● **WHAT IS ASKED**:
Copy the rows word for word from the start of the records through the line containing "403, 518, 427]", including that line.

● **STORED ROWS**:
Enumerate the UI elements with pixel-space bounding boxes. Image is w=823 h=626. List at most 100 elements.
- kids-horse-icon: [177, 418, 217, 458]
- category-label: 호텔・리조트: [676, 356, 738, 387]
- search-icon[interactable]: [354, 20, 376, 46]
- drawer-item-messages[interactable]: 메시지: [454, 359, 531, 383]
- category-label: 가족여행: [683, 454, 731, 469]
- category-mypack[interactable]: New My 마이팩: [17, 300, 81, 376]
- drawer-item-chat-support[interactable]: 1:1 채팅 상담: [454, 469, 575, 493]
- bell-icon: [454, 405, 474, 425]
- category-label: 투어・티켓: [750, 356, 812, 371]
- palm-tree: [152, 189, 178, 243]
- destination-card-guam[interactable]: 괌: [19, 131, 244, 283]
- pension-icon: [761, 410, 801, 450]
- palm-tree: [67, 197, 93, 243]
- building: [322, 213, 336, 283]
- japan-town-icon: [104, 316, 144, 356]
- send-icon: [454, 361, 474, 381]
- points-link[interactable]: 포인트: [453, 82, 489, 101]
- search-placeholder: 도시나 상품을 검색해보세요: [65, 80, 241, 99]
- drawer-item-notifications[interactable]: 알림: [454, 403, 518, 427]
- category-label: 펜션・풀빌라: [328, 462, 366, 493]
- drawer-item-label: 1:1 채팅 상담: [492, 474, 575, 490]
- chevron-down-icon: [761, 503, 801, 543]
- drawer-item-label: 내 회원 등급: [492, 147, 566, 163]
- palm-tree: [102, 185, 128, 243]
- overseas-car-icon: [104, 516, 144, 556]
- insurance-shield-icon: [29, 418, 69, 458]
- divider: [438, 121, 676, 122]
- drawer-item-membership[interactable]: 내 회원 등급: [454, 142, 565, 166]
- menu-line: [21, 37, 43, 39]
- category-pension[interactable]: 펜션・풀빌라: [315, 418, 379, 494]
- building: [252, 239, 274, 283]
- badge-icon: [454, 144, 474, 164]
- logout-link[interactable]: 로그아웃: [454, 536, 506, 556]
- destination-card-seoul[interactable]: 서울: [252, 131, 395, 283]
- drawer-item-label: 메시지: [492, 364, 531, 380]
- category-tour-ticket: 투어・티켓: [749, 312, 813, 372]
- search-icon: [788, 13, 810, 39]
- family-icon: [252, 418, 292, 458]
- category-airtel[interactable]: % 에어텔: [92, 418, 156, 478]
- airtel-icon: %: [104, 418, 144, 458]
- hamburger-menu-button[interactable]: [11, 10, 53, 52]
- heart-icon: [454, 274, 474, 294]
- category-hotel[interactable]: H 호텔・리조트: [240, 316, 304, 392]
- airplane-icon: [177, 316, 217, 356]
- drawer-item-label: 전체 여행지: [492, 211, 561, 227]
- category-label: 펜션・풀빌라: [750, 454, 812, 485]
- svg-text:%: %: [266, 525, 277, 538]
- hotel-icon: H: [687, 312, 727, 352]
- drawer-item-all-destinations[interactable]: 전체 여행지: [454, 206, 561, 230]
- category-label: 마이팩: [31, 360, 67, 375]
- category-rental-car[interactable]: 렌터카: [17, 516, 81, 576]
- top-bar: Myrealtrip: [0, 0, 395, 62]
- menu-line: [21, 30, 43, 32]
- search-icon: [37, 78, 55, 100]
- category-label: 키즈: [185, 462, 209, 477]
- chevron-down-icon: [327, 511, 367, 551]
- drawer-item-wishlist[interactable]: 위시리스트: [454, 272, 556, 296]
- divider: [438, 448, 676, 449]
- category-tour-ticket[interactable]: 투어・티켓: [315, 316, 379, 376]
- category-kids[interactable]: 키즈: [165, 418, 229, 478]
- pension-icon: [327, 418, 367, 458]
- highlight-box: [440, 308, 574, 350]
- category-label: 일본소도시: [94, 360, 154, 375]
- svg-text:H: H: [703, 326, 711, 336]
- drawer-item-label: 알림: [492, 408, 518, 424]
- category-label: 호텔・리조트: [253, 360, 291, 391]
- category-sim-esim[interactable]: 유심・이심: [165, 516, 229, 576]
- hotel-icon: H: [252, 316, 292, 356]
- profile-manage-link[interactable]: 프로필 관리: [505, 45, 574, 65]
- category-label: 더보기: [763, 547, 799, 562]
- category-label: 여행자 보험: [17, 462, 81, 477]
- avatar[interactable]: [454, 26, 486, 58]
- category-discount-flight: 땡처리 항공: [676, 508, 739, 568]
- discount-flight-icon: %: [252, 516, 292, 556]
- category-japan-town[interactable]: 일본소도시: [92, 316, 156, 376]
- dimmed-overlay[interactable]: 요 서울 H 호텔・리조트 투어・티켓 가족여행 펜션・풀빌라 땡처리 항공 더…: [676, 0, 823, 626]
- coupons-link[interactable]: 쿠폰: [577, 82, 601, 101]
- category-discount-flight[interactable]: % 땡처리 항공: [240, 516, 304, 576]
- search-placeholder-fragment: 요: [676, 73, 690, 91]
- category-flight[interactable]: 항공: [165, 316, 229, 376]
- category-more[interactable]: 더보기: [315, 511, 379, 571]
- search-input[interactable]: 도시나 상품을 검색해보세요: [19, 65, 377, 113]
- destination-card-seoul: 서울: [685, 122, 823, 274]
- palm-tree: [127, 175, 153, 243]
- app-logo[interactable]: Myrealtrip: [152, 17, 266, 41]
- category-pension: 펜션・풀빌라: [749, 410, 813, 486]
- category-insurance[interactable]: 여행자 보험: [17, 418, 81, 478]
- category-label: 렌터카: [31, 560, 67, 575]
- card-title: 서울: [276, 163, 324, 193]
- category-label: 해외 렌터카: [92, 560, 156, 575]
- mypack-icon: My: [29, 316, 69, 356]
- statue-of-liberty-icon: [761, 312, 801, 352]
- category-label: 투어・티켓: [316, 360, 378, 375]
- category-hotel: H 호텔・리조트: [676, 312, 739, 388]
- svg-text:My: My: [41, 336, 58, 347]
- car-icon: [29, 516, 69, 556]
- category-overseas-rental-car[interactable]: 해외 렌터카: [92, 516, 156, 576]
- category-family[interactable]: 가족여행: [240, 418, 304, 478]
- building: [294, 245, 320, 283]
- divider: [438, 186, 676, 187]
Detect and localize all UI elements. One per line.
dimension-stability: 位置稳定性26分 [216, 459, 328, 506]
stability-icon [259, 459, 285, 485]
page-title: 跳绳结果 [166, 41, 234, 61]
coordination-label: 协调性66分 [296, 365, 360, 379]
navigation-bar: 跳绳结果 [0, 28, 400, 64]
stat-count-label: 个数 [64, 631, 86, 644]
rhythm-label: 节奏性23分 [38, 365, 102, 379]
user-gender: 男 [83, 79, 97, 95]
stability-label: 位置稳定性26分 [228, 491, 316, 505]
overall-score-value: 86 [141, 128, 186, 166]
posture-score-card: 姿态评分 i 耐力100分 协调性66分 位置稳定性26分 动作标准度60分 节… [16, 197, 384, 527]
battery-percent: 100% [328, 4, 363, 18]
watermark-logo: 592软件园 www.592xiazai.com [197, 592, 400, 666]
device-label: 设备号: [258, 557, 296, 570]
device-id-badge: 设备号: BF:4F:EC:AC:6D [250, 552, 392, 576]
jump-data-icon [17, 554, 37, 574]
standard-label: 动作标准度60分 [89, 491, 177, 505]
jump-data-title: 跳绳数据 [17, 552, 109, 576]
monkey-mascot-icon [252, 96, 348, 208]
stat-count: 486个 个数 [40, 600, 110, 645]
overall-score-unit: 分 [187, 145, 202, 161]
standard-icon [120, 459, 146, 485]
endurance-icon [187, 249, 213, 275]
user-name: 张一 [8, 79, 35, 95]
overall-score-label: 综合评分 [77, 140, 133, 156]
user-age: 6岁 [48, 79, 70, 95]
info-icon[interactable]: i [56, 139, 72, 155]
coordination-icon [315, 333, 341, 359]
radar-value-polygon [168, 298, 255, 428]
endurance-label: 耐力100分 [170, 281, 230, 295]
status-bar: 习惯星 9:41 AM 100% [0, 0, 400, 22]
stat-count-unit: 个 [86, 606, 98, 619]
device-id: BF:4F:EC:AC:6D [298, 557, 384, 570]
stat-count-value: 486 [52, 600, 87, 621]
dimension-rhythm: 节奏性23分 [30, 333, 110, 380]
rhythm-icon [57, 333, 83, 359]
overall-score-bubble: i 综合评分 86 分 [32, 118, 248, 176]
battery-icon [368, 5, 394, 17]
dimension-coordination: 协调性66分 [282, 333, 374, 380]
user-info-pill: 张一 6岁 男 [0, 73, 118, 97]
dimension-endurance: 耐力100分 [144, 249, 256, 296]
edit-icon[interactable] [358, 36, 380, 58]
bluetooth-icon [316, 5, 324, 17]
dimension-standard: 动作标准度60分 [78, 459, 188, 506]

● **ANSWER TO THIS PROBLEM**:
Enumerate the UI elements with pixel-space bounding boxes. Image is w=823 h=626. List at most 100 elements.
- kids-horse-icon: [177, 418, 217, 458]
- category-label: 호텔・리조트: [676, 356, 738, 387]
- search-icon[interactable]: [354, 20, 376, 46]
- drawer-item-messages[interactable]: 메시지: [454, 359, 531, 383]
- category-label: 가족여행: [683, 454, 731, 469]
- category-mypack[interactable]: New My 마이팩: [17, 300, 81, 376]
- drawer-item-chat-support[interactable]: 1:1 채팅 상담: [454, 469, 575, 493]
- bell-icon: [454, 405, 474, 425]
- category-label: 투어・티켓: [750, 356, 812, 371]
- palm-tree: [152, 189, 178, 243]
- destination-card-guam[interactable]: 괌: [19, 131, 244, 283]
- pension-icon: [761, 410, 801, 450]
- palm-tree: [67, 197, 93, 243]
- building: [322, 213, 336, 283]
- japan-town-icon: [104, 316, 144, 356]
- send-icon: [454, 361, 474, 381]
- points-link[interactable]: 포인트: [453, 82, 489, 101]
- search-placeholder: 도시나 상품을 검색해보세요: [65, 80, 241, 99]
- drawer-item-notifications[interactable]: 알림: [454, 403, 518, 427]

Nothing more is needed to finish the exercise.